**Short task**
Without including the pictures, copy out every line below.

**Data records**
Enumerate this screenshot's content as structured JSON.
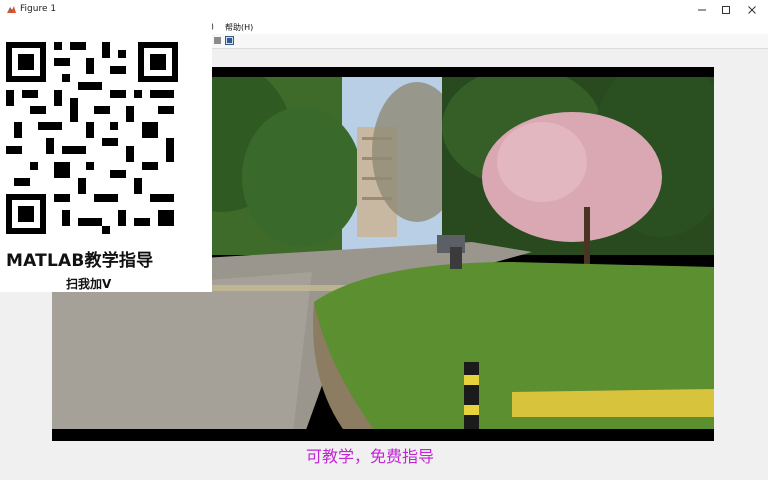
{
  "window": {
    "title": "Figure 1"
  },
  "menu": {
    "items": [
      "/)",
      "帮助(H)"
    ]
  },
  "overlay": {
    "brand": "MATLAB教学指导",
    "subtitle": "扫我加V",
    "caption": "可教学，免费指导"
  },
  "colors": {
    "caption": "#c026d3",
    "titlebar": "#ffffff",
    "figure_background": "#f0f0f0"
  },
  "icons": [
    "matlab-figure-icon",
    "minimize-icon",
    "maximize-icon",
    "close-icon",
    "toolbar-tool-icon",
    "toolbar-image-icon",
    "qr-code-icon"
  ]
}
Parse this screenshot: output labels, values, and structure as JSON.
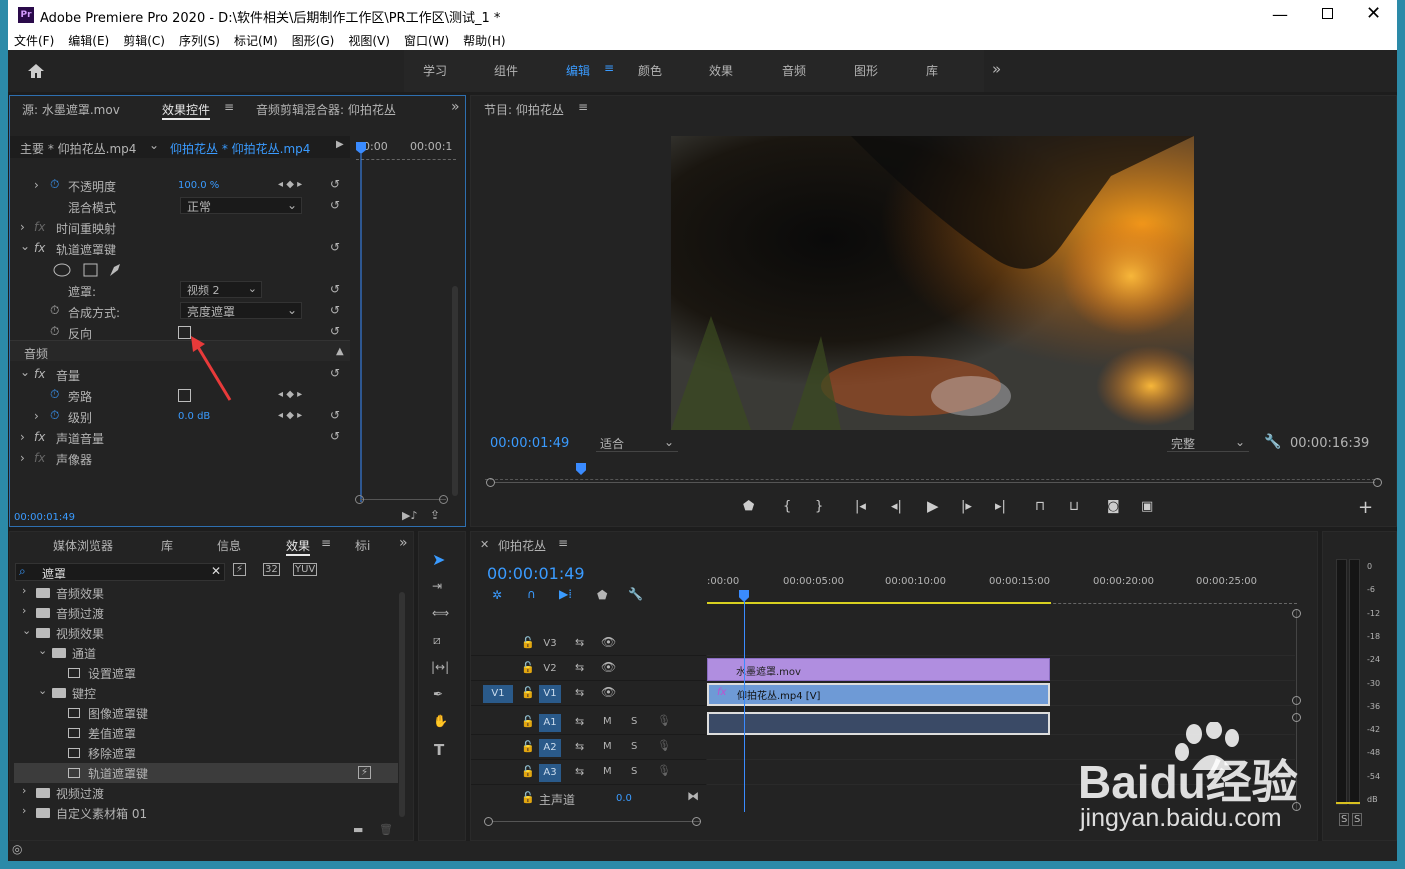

**Reply**
Enumerate this screenshot's content as structured JSON.
{
  "window": {
    "title": "Figure 1"
  },
  "menu": {
    "items": [
      "/)",
      "帮助(H)"
    ]
  },
  "overlay": {
    "brand": "MATLAB教学指导",
    "subtitle": "扫我加V",
    "caption": "可教学，免费指导"
  },
  "colors": {
    "caption": "#c026d3",
    "titlebar": "#ffffff",
    "figure_background": "#f0f0f0"
  },
  "icons": [
    "matlab-figure-icon",
    "minimize-icon",
    "maximize-icon",
    "close-icon",
    "toolbar-tool-icon",
    "toolbar-image-icon",
    "qr-code-icon"
  ]
}
Parse this screenshot: output labels, values, and structure as JSON.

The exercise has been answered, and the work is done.